───── Available data

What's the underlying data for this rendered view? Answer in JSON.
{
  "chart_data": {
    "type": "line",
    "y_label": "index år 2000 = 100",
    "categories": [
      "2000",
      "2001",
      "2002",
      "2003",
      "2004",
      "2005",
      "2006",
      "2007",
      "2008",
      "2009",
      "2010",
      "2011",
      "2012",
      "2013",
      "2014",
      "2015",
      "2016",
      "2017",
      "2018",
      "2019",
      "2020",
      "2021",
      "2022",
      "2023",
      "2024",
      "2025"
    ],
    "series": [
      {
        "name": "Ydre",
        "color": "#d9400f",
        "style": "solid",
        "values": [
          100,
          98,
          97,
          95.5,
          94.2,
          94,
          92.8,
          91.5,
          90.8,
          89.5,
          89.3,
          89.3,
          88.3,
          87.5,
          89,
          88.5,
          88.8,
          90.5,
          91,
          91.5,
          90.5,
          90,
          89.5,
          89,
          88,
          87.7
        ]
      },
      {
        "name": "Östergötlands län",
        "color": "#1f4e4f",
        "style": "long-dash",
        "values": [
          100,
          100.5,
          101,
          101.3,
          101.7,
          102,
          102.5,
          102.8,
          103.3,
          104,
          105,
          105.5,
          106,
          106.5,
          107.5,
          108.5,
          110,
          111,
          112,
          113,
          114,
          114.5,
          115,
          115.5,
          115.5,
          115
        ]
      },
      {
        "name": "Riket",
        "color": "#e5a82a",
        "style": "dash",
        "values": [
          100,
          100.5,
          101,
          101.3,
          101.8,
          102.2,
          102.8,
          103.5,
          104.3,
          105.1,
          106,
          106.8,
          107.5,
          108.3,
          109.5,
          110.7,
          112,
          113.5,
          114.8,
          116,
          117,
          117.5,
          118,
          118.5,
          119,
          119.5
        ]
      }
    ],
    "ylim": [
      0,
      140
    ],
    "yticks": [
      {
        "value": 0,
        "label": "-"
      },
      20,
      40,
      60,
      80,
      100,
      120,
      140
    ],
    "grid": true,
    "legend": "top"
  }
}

──────────

Exactly as shown above, return every record.

▶ _Output_:
What's the underlying data for this rendered view? Answer in JSON.
{
  "chart_data": {
    "type": "line",
    "y_label": "index år 2000 = 100",
    "categories": [
      "2000",
      "2001",
      "2002",
      "2003",
      "2004",
      "2005",
      "2006",
      "2007",
      "2008",
      "2009",
      "2010",
      "2011",
      "2012",
      "2013",
      "2014",
      "2015",
      "2016",
      "2017",
      "2018",
      "2019",
      "2020",
      "2021",
      "2022",
      "2023",
      "2024",
      "2025"
    ],
    "series": [
      {
        "name": "Ydre",
        "color": "#d9400f",
        "style": "solid",
        "values": [
          100,
          98,
          97,
          95.5,
          94.2,
          94,
          92.8,
          91.5,
          90.8,
          89.5,
          89.3,
          89.3,
          88.3,
          87.5,
          89,
          88.5,
          88.8,
          90.5,
          91,
          91.5,
          90.5,
          90,
          89.5,
          89,
          88,
          87.7
        ]
      },
      {
        "name": "Östergötlands län",
        "color": "#1f4e4f",
        "style": "long-dash",
        "values": [
          100,
          100.5,
          101,
          101.3,
          101.7,
          102,
          102.5,
          102.8,
          103.3,
          104,
          105,
          105.5,
          106,
          106.5,
          107.5,
          108.5,
          110,
          111,
          112,
          113,
          114,
          114.5,
          115,
          115.5,
          115.5,
          115
        ]
      },
      {
        "name": "Riket",
        "color": "#e5a82a",
        "style": "dash",
        "values": [
          100,
          100.5,
          101,
          101.3,
          101.8,
          102.2,
          102.8,
          103.5,
          104.3,
          105.1,
          106,
          106.8,
          107.5,
          108.3,
          109.5,
          110.7,
          112,
          113.5,
          114.8,
          116,
          117,
          117.5,
          118,
          118.5,
          119,
          119.5
        ]
      }
    ],
    "ylim": [
      0,
      140
    ],
    "yticks": [
      {
        "value": 0,
        "label": "-"
      },
      20,
      40,
      60,
      80,
      100,
      120,
      140
    ],
    "grid": true,
    "legend": "top"
  }
}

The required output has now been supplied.